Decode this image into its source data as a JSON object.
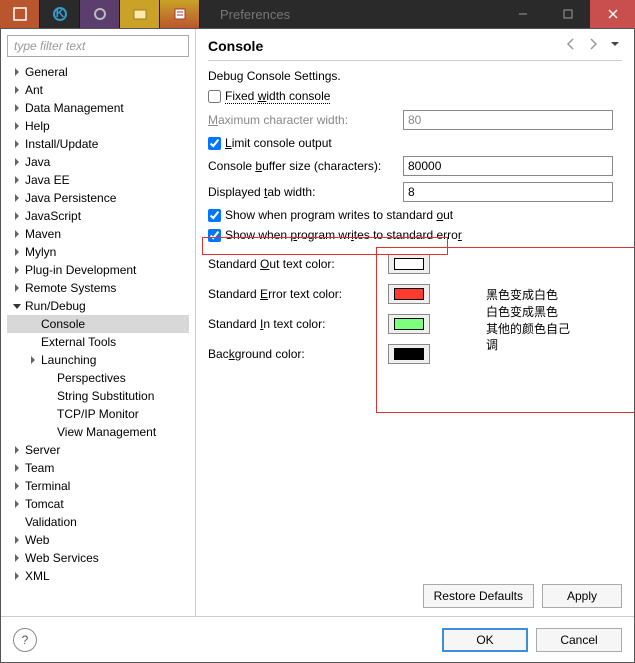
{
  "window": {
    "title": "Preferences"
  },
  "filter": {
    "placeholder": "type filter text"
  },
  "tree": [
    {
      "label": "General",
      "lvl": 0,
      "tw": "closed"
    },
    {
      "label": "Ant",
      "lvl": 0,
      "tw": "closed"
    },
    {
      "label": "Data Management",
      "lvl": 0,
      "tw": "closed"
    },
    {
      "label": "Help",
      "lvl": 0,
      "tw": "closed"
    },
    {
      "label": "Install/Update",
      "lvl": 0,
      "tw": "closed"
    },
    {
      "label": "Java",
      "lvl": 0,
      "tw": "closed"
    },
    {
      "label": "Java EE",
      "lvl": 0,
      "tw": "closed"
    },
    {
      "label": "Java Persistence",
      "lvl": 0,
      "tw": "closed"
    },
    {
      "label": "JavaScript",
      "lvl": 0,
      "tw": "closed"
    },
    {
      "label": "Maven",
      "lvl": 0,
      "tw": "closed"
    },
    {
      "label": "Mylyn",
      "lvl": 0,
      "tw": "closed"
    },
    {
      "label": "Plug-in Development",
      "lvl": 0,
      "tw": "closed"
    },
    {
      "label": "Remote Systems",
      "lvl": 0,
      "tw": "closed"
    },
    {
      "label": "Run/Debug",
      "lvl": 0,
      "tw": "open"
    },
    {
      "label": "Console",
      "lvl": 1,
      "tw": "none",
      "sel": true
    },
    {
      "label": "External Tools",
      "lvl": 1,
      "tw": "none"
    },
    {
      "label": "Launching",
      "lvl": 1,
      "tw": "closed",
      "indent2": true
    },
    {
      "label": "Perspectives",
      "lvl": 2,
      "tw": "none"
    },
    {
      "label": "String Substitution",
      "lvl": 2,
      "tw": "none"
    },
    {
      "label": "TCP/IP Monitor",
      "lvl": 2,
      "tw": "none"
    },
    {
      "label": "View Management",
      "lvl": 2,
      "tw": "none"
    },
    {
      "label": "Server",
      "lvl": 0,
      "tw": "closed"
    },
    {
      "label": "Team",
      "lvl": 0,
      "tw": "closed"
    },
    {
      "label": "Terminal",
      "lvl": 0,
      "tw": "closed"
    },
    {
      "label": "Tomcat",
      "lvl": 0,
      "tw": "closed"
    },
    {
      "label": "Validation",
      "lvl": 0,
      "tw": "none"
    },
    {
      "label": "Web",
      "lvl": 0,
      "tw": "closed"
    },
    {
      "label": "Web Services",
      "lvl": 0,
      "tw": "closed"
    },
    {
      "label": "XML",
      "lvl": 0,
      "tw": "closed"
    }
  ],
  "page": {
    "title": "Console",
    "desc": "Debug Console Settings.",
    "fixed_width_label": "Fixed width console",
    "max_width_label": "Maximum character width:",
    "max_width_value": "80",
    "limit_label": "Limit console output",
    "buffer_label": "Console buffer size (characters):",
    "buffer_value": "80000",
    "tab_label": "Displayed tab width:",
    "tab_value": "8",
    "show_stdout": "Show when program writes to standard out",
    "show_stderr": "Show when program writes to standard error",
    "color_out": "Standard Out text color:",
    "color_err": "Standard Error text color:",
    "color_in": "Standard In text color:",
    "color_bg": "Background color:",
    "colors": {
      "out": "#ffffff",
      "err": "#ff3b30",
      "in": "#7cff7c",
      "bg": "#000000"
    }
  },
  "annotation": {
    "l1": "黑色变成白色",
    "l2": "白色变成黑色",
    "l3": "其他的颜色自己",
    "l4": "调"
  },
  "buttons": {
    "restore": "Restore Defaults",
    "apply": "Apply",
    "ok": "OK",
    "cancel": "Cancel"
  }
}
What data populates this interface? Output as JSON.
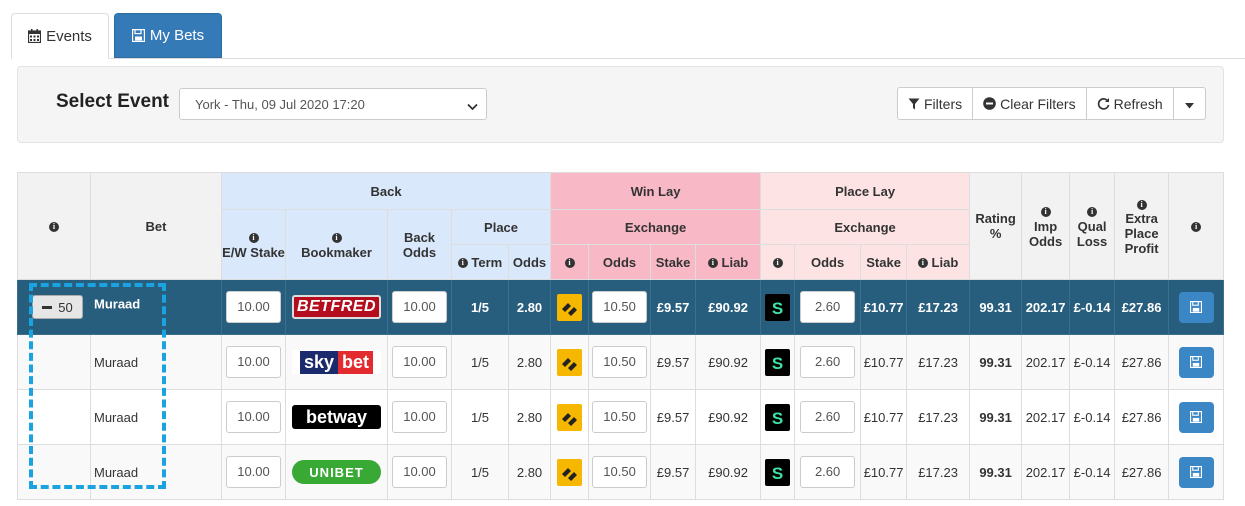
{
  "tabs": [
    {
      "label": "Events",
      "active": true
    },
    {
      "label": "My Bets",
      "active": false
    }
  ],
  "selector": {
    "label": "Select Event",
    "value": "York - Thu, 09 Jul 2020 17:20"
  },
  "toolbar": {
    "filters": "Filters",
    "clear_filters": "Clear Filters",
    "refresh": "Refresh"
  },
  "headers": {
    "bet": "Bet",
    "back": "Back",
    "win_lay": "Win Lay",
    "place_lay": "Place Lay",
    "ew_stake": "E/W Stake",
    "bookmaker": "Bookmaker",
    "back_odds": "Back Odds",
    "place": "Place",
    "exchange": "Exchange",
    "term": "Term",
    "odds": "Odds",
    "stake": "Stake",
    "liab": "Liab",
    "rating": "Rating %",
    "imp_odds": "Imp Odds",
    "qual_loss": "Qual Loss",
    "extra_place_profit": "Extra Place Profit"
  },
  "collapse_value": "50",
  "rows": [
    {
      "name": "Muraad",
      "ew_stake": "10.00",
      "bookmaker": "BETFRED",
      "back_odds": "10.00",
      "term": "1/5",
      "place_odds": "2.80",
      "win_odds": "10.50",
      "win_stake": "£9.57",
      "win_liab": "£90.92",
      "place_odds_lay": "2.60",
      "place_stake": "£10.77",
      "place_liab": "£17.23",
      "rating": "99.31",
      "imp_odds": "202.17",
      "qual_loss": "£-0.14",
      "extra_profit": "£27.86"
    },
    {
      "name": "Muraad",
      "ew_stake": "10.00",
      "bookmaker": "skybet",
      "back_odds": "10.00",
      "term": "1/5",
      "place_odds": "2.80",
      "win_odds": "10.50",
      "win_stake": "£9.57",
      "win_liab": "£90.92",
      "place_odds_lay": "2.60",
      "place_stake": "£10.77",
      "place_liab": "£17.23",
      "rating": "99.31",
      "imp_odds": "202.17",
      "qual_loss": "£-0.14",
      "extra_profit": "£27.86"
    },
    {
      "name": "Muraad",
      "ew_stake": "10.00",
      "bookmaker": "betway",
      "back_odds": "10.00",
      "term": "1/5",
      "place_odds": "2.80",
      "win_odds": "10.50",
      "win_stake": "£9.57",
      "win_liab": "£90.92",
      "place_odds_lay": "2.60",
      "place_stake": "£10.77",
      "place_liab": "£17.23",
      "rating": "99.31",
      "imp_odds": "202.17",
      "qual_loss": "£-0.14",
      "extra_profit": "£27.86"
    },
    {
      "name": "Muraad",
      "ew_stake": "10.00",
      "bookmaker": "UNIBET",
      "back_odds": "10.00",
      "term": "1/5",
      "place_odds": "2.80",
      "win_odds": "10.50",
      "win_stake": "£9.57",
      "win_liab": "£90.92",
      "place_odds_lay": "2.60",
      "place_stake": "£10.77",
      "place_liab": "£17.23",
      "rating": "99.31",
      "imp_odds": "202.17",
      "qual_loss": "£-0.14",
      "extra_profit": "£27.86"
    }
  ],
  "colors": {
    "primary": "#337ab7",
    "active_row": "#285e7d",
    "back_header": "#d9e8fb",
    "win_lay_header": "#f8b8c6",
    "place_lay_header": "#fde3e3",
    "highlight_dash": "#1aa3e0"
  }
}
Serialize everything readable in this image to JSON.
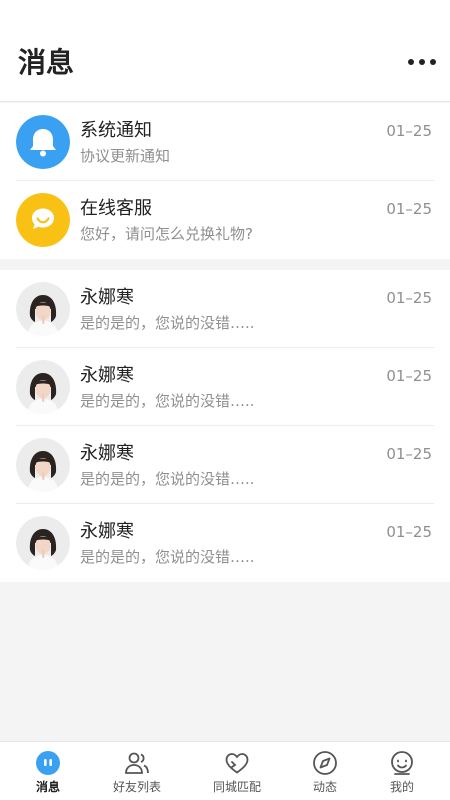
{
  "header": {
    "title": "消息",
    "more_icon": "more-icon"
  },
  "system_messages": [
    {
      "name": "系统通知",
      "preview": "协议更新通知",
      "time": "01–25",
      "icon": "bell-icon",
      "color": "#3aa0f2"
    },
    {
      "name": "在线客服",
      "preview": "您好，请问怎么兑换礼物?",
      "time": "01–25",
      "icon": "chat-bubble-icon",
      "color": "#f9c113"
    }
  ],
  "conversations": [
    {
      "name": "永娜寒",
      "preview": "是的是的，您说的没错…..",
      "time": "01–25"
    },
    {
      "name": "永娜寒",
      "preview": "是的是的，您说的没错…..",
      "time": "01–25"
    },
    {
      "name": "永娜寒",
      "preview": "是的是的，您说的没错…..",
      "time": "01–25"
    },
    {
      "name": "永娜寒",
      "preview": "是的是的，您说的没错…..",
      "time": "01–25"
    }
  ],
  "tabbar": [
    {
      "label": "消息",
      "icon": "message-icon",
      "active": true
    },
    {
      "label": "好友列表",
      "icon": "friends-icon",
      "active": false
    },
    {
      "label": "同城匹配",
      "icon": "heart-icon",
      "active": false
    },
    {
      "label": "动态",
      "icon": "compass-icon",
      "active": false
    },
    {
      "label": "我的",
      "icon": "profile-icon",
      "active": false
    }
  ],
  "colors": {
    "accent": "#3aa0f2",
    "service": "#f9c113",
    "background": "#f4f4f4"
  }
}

++++++++

Work required:
Reproduce exactly, without any picture, the lines from the one bearing "Serialize everything readable" to the last line of the records above.

Result for this exercise:
Serialize everything readable in this image to JSON.
{
  "header": {
    "title": "消息",
    "more_icon": "more-icon"
  },
  "system_messages": [
    {
      "name": "系统通知",
      "preview": "协议更新通知",
      "time": "01–25",
      "icon": "bell-icon",
      "color": "#3aa0f2"
    },
    {
      "name": "在线客服",
      "preview": "您好，请问怎么兑换礼物?",
      "time": "01–25",
      "icon": "chat-bubble-icon",
      "color": "#f9c113"
    }
  ],
  "conversations": [
    {
      "name": "永娜寒",
      "preview": "是的是的，您说的没错…..",
      "time": "01–25"
    },
    {
      "name": "永娜寒",
      "preview": "是的是的，您说的没错…..",
      "time": "01–25"
    },
    {
      "name": "永娜寒",
      "preview": "是的是的，您说的没错…..",
      "time": "01–25"
    },
    {
      "name": "永娜寒",
      "preview": "是的是的，您说的没错…..",
      "time": "01–25"
    }
  ],
  "tabbar": [
    {
      "label": "消息",
      "icon": "message-icon",
      "active": true
    },
    {
      "label": "好友列表",
      "icon": "friends-icon",
      "active": false
    },
    {
      "label": "同城匹配",
      "icon": "heart-icon",
      "active": false
    },
    {
      "label": "动态",
      "icon": "compass-icon",
      "active": false
    },
    {
      "label": "我的",
      "icon": "profile-icon",
      "active": false
    }
  ],
  "colors": {
    "accent": "#3aa0f2",
    "service": "#f9c113",
    "background": "#f4f4f4"
  }
}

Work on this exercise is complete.